DATASET EXCERPTS:
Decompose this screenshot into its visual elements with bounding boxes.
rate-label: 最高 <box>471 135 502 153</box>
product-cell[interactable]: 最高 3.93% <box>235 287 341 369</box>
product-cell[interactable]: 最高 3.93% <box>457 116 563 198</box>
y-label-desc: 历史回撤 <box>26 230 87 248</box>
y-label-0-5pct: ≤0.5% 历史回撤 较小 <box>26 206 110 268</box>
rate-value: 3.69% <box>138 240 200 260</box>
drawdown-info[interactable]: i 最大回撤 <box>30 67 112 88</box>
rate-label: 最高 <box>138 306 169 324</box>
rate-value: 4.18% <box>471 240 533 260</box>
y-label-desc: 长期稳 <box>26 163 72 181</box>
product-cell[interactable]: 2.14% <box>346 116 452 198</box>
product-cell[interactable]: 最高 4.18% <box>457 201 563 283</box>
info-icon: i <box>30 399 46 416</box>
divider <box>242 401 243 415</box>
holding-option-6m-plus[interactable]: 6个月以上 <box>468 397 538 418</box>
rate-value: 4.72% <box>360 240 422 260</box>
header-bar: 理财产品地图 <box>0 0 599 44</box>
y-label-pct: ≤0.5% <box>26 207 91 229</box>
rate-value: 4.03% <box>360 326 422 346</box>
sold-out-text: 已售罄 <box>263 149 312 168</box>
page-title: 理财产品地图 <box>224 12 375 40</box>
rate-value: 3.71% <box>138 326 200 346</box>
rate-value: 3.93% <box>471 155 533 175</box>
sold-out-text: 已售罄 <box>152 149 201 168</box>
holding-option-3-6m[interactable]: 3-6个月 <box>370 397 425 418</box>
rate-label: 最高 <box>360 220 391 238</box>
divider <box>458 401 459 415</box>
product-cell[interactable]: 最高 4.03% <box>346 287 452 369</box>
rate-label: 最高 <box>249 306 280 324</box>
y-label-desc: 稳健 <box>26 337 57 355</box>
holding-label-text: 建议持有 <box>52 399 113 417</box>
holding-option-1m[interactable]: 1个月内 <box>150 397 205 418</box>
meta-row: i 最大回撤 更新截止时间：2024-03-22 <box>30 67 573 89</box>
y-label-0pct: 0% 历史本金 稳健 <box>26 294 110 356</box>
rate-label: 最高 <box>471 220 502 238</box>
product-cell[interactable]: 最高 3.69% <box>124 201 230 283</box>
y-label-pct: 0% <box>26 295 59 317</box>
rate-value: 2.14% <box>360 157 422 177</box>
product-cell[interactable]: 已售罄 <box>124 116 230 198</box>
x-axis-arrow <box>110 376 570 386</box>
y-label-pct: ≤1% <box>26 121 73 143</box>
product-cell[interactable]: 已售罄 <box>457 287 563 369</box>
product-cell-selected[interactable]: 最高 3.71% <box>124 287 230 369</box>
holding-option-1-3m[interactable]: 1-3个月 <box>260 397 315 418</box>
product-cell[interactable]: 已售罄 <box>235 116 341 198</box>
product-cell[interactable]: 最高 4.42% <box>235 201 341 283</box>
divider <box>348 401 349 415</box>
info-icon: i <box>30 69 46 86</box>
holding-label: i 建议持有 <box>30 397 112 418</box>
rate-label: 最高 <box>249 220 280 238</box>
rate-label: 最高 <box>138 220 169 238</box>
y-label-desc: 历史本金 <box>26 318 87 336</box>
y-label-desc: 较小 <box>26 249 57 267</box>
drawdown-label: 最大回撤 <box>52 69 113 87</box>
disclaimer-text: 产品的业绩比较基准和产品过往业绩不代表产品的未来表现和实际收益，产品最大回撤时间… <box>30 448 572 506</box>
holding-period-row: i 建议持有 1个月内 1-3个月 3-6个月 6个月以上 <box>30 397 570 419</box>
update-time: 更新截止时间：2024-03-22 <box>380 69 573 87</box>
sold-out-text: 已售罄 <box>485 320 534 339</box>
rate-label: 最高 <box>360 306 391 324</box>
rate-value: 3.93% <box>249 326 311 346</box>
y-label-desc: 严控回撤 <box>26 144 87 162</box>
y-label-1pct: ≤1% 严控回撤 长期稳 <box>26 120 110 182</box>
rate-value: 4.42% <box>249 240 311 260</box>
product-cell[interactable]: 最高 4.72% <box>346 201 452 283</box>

EXERCISE DETAILS: Please collect each line of the records above that contains the word "divider".

OUTPUT OF THE EXERCISE:
divider <box>242 401 243 415</box>
divider <box>458 401 459 415</box>
divider <box>348 401 349 415</box>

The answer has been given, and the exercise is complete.